__INSTRUCTION__
Work through the material below and count the lines holding the word "examinadora"; give that count and nothing more.

__TASK DATA__

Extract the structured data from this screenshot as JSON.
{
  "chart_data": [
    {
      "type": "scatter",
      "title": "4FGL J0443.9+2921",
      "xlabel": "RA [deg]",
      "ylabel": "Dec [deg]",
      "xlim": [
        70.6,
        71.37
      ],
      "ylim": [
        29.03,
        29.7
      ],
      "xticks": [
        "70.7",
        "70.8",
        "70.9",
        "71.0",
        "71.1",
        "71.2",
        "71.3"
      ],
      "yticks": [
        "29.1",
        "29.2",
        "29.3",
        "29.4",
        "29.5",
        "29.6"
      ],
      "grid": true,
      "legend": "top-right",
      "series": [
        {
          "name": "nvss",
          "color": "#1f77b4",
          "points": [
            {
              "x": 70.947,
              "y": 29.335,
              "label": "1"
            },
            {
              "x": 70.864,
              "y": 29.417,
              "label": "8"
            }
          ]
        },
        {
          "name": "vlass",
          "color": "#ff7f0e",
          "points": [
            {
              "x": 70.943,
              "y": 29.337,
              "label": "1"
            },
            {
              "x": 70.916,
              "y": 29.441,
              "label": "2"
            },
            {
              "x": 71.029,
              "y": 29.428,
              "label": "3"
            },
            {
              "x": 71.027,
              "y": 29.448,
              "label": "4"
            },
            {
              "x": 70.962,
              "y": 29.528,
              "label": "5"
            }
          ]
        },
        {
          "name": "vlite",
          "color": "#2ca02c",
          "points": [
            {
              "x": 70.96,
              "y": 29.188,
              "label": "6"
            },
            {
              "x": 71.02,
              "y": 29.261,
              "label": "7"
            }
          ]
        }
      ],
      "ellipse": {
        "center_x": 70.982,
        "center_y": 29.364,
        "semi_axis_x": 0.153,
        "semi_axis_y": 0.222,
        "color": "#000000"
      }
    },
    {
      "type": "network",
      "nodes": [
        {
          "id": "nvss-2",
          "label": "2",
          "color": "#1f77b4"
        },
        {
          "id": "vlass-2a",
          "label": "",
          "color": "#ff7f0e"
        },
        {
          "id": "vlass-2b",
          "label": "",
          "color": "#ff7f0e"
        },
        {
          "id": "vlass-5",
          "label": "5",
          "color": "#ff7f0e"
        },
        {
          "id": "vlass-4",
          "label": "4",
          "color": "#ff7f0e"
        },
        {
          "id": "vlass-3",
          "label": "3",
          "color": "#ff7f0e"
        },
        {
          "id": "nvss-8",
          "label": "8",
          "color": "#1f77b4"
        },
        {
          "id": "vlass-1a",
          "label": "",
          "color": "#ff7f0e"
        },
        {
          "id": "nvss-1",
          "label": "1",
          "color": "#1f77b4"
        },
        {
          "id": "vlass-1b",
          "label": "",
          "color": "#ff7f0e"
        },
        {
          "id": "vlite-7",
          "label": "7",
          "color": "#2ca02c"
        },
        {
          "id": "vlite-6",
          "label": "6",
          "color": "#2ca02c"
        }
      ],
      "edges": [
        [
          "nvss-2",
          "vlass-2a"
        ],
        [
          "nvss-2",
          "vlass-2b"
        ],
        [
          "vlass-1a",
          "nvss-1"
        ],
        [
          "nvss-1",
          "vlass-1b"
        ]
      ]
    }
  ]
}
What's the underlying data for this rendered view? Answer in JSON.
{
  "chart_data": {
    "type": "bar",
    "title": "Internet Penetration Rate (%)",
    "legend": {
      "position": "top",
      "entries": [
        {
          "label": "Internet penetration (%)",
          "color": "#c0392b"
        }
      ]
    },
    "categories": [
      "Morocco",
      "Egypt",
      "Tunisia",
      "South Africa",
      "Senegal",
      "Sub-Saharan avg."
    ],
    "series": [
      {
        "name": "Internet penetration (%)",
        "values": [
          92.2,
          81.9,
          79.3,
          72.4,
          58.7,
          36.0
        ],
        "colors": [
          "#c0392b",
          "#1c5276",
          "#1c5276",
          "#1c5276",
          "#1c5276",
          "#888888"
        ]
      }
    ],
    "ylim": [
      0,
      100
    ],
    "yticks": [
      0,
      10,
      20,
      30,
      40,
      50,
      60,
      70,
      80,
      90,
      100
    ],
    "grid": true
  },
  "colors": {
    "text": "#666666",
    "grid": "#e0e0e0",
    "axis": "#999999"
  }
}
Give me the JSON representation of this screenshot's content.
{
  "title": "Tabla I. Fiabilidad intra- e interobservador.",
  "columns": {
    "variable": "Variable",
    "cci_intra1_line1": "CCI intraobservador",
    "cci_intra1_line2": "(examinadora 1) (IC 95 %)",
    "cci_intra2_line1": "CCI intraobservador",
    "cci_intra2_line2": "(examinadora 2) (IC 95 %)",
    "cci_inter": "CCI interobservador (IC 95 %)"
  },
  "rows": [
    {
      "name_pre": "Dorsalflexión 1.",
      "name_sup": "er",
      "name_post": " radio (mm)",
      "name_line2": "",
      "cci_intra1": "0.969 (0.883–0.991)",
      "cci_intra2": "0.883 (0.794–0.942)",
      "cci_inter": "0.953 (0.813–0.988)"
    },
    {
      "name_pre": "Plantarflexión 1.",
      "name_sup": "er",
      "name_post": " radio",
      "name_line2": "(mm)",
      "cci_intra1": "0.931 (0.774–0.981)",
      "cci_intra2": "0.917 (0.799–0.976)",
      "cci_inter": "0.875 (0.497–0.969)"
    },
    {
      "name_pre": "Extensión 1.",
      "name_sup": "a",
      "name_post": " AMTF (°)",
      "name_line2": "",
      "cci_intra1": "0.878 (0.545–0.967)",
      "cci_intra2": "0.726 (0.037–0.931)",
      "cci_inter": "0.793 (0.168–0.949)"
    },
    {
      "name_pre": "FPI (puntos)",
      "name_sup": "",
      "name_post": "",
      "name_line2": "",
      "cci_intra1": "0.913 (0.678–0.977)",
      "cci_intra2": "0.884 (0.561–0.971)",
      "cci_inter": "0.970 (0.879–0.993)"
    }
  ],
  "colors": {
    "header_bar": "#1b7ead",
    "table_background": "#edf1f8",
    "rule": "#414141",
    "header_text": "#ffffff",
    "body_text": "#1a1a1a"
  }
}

__FINAL RESULT__
2